— Start Supplied material —

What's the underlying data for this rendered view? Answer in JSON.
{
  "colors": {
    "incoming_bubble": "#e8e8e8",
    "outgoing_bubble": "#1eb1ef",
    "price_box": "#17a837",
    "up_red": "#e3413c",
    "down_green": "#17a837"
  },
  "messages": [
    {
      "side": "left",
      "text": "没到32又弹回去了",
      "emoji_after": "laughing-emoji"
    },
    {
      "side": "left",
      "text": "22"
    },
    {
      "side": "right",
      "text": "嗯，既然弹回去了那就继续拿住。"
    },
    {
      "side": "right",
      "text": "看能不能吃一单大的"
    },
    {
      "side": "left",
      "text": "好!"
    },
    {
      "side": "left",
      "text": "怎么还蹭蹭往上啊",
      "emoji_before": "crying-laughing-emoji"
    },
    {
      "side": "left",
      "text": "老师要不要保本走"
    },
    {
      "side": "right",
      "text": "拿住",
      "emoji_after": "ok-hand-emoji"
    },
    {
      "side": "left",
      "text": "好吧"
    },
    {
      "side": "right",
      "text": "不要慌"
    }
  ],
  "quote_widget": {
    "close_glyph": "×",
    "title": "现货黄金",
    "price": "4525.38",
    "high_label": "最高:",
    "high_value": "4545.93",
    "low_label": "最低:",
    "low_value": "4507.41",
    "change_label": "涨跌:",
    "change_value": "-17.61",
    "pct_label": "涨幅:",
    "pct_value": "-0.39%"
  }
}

— End Supplied material —

* _What you will do_
Set down the entries verbatim, leaving none out.

* _Problem solution_
What's the underlying data for this rendered view? Answer in JSON.
{
  "colors": {
    "incoming_bubble": "#e8e8e8",
    "outgoing_bubble": "#1eb1ef",
    "price_box": "#17a837",
    "up_red": "#e3413c",
    "down_green": "#17a837"
  },
  "messages": [
    {
      "side": "left",
      "text": "没到32又弹回去了",
      "emoji_after": "laughing-emoji"
    },
    {
      "side": "left",
      "text": "22"
    },
    {
      "side": "right",
      "text": "嗯，既然弹回去了那就继续拿住。"
    },
    {
      "side": "right",
      "text": "看能不能吃一单大的"
    },
    {
      "side": "left",
      "text": "好!"
    },
    {
      "side": "left",
      "text": "怎么还蹭蹭往上啊",
      "emoji_before": "crying-laughing-emoji"
    },
    {
      "side": "left",
      "text": "老师要不要保本走"
    },
    {
      "side": "right",
      "text": "拿住",
      "emoji_after": "ok-hand-emoji"
    },
    {
      "side": "left",
      "text": "好吧"
    },
    {
      "side": "right",
      "text": "不要慌"
    }
  ],
  "quote_widget": {
    "close_glyph": "×",
    "title": "现货黄金",
    "price": "4525.38",
    "high_label": "最高:",
    "high_value": "4545.93",
    "low_label": "最低:",
    "low_value": "4507.41",
    "change_label": "涨跌:",
    "change_value": "-17.61",
    "pct_label": "涨幅:",
    "pct_value": "-0.39%"
  }
}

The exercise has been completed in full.